━━━ DATA LISTING
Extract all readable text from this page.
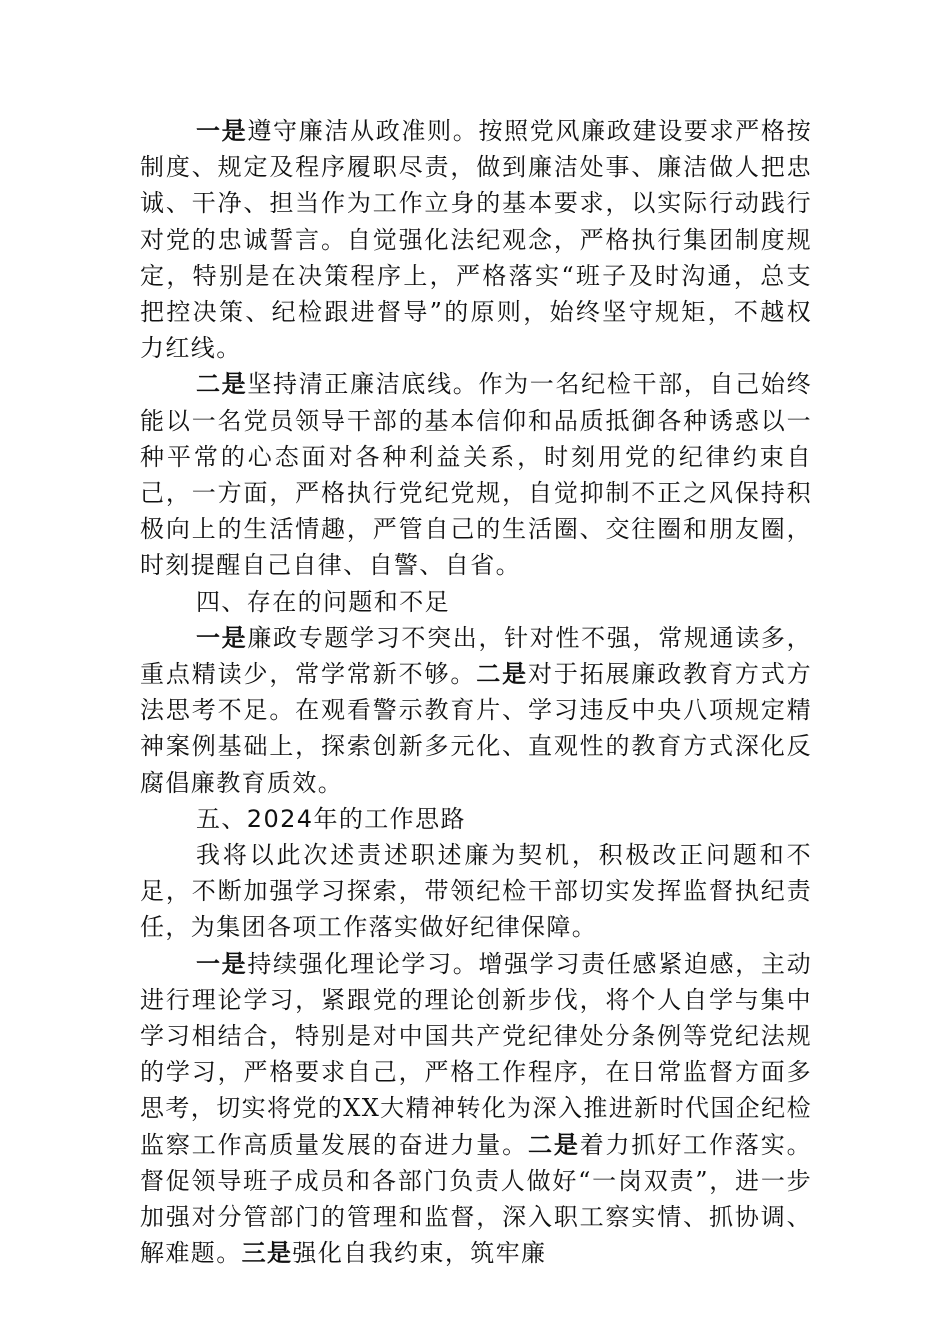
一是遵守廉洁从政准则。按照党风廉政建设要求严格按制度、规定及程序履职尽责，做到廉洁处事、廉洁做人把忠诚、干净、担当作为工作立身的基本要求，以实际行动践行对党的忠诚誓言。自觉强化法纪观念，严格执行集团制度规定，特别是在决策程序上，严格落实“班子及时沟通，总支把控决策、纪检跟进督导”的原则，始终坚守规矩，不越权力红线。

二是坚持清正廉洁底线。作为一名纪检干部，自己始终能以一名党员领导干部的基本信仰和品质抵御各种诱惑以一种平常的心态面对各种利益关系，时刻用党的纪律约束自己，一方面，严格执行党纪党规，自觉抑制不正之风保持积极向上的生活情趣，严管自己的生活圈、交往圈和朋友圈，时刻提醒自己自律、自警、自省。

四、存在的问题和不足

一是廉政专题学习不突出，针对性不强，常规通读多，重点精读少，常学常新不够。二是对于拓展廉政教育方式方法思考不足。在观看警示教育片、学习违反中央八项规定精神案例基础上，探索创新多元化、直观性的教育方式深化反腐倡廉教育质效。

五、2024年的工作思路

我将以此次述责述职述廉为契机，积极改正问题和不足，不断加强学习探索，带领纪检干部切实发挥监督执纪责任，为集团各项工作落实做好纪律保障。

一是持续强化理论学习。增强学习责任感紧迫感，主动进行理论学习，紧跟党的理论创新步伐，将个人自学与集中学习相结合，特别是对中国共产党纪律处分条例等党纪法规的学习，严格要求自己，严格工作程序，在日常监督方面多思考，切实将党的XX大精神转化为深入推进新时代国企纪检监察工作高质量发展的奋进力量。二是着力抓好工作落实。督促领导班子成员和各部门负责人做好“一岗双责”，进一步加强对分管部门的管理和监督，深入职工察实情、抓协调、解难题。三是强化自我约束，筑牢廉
━━━━━━
■ **REQUIREMENTS**
Go back to the records above and write them out exactly, without the pictures.

■ **SOLUTION TO THIS EXERCISE**
Extract all readable text from this page.
一是遵守廉洁从政准则。按照党风廉政建设要求严格按制度、规定及程序履职尽责，做到廉洁处事、廉洁做人把忠诚、干净、担当作为工作立身的基本要求，以实际行动践行对党的忠诚誓言。自觉强化法纪观念，严格执行集团制度规定，特别是在决策程序上，严格落实“班子及时沟通，总支把控决策、纪检跟进督导”的原则，始终坚守规矩，不越权力红线。

二是坚持清正廉洁底线。作为一名纪检干部，自己始终能以一名党员领导干部的基本信仰和品质抵御各种诱惑以一种平常的心态面对各种利益关系，时刻用党的纪律约束自己，一方面，严格执行党纪党规，自觉抑制不正之风保持积极向上的生活情趣，严管自己的生活圈、交往圈和朋友圈，时刻提醒自己自律、自警、自省。

四、存在的问题和不足

一是廉政专题学习不突出，针对性不强，常规通读多，重点精读少，常学常新不够。二是对于拓展廉政教育方式方法思考不足。在观看警示教育片、学习违反中央八项规定精神案例基础上，探索创新多元化、直观性的教育方式深化反腐倡廉教育质效。

五、2024年的工作思路

我将以此次述责述职述廉为契机，积极改正问题和不足，不断加强学习探索，带领纪检干部切实发挥监督执纪责任，为集团各项工作落实做好纪律保障。

一是持续强化理论学习。增强学习责任感紧迫感，主动进行理论学习，紧跟党的理论创新步伐，将个人自学与集中学习相结合，特别是对中国共产党纪律处分条例等党纪法规的学习，严格要求自己，严格工作程序，在日常监督方面多思考，切实将党的XX大精神转化为深入推进新时代国企纪检监察工作高质量发展的奋进力量。二是着力抓好工作落实。督促领导班子成员和各部门负责人做好“一岗双责”，进一步加强对分管部门的管理和监督，深入职工察实情、抓协调、解难题。三是强化自我约束，筑牢廉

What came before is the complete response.